INSTRUCTION:
All of the records below should be output exactly.

TASK INPUT:
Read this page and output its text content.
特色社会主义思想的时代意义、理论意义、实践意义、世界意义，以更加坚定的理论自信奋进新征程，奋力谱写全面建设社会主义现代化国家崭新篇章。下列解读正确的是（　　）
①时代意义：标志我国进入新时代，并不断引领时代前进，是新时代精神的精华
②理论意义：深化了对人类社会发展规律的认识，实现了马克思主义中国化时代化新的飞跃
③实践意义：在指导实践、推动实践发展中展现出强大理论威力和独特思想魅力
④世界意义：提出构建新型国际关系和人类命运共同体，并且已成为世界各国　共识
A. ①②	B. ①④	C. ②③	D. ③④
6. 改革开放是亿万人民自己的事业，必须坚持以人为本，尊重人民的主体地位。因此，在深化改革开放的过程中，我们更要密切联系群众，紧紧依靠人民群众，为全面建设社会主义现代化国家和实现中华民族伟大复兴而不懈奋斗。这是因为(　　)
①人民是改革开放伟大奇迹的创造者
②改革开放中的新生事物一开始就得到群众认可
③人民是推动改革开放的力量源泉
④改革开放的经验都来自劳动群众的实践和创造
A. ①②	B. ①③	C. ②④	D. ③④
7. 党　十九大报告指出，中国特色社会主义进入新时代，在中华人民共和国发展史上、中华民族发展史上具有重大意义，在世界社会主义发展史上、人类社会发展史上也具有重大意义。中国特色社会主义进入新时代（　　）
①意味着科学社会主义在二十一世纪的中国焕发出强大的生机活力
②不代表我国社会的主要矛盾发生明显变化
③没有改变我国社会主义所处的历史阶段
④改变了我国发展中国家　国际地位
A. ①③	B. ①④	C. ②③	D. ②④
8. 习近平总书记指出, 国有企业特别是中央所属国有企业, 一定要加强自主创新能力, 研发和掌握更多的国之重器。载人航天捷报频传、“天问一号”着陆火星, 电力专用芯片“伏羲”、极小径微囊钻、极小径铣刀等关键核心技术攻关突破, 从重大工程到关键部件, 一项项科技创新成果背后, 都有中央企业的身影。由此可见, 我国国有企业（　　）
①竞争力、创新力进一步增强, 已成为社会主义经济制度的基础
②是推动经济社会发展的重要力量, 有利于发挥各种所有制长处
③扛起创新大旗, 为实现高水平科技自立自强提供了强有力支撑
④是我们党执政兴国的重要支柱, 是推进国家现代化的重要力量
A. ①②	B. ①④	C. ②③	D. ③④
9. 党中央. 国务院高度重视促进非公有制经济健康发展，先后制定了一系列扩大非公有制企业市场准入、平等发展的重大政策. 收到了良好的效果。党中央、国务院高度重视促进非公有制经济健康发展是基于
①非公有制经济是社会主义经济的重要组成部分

TASK SOLUTION:
Read this page and output its text content.
特色社会主义思想的时代意义、理论意义、实践意义、世界意义，以更加坚定的理论自信奋进新征程，奋力谱写全面建设社会主义现代化国家崭新篇章。下列解读正确的是（　　）
①时代意义：标志我国进入新时代，并不断引领时代前进，是新时代精神的精华
②理论意义：深化了对人类社会发展规律的认识，实现了马克思主义中国化时代化新的飞跃
③实践意义：在指导实践、推动实践发展中展现出强大理论威力和独特思想魅力
④世界意义：提出构建新型国际关系和人类命运共同体，并且已成为世界各国　共识
A. ①②	B. ①④	C. ②③	D. ③④
6. 改革开放是亿万人民自己的事业，必须坚持以人为本，尊重人民的主体地位。因此，在深化改革开放的过程中，我们更要密切联系群众，紧紧依靠人民群众，为全面建设社会主义现代化国家和实现中华民族伟大复兴而不懈奋斗。这是因为(　　)
①人民是改革开放伟大奇迹的创造者
②改革开放中的新生事物一开始就得到群众认可
③人民是推动改革开放的力量源泉
④改革开放的经验都来自劳动群众的实践和创造
A. ①②	B. ①③	C. ②④	D. ③④
7. 党　十九大报告指出，中国特色社会主义进入新时代，在中华人民共和国发展史上、中华民族发展史上具有重大意义，在世界社会主义发展史上、人类社会发展史上也具有重大意义。中国特色社会主义进入新时代（　　）
①意味着科学社会主义在二十一世纪的中国焕发出强大的生机活力
②不代表我国社会的主要矛盾发生明显变化
③没有改变我国社会主义所处的历史阶段
④改变了我国发展中国家　国际地位
A. ①③	B. ①④	C. ②③	D. ②④
8. 习近平总书记指出, 国有企业特别是中央所属国有企业, 一定要加强自主创新能力, 研发和掌握更多的国之重器。载人航天捷报频传、“天问一号”着陆火星, 电力专用芯片“伏羲”、极小径微囊钻、极小径铣刀等关键核心技术攻关突破, 从重大工程到关键部件, 一项项科技创新成果背后, 都有中央企业的身影。由此可见, 我国国有企业（　　）
①竞争力、创新力进一步增强, 已成为社会主义经济制度的基础
②是推动经济社会发展的重要力量, 有利于发挥各种所有制长处
③扛起创新大旗, 为实现高水平科技自立自强提供了强有力支撑
④是我们党执政兴国的重要支柱, 是推进国家现代化的重要力量
A. ①②	B. ①④	C. ②③	D. ③④
9. 党中央. 国务院高度重视促进非公有制经济健康发展，先后制定了一系列扩大非公有制企业市场准入、平等发展的重大政策. 收到了良好的效果。党中央、国务院高度重视促进非公有制经济健康发展是基于
①非公有制经济是社会主义经济的重要组成部分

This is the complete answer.